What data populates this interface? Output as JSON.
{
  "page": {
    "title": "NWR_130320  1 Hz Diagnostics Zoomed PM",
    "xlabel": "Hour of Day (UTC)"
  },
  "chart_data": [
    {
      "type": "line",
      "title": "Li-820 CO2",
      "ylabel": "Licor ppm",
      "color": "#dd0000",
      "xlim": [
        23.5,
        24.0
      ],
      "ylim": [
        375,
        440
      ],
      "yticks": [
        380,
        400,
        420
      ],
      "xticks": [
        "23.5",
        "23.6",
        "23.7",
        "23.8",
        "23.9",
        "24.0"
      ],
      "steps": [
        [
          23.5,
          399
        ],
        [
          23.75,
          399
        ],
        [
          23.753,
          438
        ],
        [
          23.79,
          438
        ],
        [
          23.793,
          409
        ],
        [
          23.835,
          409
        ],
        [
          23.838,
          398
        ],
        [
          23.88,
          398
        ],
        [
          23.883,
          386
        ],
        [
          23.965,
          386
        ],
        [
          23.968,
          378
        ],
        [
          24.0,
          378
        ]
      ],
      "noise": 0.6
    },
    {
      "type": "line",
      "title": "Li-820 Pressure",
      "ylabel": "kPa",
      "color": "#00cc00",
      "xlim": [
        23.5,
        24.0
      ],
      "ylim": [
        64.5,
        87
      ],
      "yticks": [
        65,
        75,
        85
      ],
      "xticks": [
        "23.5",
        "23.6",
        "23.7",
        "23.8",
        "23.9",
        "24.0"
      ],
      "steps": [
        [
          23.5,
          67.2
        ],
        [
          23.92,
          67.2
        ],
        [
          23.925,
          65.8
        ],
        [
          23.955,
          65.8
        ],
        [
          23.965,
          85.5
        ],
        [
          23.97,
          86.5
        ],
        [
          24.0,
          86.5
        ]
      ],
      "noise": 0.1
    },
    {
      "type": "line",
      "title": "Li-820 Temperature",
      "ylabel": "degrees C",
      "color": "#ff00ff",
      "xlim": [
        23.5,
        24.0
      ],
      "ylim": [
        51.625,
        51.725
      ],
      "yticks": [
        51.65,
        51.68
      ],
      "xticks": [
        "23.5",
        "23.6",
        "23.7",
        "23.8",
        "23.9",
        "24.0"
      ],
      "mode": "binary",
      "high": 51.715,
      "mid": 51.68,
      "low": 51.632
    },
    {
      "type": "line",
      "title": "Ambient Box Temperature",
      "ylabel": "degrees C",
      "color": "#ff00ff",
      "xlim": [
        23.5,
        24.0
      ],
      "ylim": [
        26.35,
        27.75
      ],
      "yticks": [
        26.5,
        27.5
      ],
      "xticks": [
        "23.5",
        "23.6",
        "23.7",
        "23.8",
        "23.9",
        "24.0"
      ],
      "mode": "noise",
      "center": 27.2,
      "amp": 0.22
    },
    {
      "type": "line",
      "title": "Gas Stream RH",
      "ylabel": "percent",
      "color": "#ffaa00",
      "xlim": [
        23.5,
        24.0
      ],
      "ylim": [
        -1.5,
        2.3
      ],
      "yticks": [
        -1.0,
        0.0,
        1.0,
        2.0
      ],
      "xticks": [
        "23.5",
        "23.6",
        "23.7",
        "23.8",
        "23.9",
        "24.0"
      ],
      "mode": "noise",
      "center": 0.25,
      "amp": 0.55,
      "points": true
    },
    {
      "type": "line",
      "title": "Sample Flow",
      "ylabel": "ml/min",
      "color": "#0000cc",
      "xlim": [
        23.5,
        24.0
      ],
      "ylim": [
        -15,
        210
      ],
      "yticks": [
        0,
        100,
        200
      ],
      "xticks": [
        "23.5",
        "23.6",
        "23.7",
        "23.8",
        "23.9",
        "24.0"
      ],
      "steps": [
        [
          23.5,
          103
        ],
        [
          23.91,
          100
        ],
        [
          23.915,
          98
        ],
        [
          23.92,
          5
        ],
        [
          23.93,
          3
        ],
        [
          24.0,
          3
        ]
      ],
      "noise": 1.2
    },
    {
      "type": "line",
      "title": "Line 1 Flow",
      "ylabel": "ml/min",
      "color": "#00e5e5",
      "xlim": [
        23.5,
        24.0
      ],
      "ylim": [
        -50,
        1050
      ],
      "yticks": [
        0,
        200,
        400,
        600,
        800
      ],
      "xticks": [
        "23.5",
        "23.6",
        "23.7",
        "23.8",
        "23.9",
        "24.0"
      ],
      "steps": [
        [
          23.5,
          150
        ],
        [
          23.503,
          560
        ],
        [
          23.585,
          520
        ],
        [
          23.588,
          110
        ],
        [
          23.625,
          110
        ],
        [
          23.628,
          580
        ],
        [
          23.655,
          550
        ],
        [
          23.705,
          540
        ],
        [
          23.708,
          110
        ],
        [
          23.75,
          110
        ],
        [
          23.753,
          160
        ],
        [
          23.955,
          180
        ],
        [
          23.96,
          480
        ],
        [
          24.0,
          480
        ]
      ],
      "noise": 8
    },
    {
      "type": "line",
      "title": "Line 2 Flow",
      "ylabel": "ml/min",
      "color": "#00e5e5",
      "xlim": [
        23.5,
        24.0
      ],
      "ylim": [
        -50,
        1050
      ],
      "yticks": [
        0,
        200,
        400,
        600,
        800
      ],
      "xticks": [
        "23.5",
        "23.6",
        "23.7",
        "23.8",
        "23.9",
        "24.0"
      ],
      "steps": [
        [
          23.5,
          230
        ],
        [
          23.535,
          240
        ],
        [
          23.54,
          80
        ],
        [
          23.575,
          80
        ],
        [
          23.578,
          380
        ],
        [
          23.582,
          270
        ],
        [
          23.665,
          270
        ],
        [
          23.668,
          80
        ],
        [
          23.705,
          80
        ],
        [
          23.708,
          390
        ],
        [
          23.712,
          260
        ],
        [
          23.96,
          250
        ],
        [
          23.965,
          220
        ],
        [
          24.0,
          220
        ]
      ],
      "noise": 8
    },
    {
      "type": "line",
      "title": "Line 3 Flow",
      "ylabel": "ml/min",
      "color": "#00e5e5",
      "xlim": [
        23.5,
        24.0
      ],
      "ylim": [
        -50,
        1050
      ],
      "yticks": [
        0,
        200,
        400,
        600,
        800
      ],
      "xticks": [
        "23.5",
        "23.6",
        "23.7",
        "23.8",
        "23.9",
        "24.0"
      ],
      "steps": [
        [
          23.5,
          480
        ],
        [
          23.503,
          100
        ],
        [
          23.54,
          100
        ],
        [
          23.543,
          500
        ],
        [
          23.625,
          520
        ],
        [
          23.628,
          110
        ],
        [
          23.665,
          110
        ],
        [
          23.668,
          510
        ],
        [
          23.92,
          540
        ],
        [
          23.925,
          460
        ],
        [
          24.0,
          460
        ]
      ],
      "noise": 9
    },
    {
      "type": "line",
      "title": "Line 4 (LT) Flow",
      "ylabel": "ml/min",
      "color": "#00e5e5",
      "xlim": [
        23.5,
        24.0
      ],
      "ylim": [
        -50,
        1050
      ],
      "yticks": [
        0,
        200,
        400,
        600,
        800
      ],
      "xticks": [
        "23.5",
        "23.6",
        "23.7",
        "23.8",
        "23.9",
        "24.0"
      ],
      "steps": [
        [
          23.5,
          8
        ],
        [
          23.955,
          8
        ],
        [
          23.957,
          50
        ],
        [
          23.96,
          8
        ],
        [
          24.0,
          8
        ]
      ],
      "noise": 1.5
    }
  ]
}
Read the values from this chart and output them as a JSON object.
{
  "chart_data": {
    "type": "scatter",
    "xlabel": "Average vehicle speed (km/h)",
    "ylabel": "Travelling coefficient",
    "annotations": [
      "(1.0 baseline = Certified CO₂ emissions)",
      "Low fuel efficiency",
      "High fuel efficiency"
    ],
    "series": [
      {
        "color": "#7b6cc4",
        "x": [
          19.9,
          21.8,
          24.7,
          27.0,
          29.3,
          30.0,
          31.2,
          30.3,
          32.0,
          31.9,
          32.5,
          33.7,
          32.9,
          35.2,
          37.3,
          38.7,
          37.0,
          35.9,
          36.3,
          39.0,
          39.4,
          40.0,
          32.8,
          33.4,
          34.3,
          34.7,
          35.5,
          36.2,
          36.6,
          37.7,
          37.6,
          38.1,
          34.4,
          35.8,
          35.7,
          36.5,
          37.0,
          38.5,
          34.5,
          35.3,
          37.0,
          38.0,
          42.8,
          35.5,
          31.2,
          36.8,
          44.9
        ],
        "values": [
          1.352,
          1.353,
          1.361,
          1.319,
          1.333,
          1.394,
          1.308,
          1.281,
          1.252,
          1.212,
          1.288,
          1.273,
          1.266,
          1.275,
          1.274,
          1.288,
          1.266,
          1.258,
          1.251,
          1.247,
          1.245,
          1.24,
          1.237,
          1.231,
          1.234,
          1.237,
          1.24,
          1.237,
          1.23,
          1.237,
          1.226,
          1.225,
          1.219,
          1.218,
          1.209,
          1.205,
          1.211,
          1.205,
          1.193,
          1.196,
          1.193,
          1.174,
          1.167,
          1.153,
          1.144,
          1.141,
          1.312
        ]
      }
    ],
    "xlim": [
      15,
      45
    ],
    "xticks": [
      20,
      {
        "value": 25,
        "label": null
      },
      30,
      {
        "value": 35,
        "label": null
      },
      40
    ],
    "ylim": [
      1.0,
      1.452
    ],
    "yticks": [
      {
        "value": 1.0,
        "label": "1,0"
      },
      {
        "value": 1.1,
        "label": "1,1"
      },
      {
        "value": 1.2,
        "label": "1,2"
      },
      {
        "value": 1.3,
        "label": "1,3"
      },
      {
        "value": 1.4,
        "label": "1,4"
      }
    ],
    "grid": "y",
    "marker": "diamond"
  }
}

REQUIRED WORK — From the listing above, return each line with the word "noise".

RESPONSE TO THE TASK —
      "noise": 0.6
      "noise": 0.1
      "mode": "noise",
      "mode": "noise",
      "noise": 1.2
      "noise": 8
      "noise": 8
      "noise": 9
      "noise": 1.5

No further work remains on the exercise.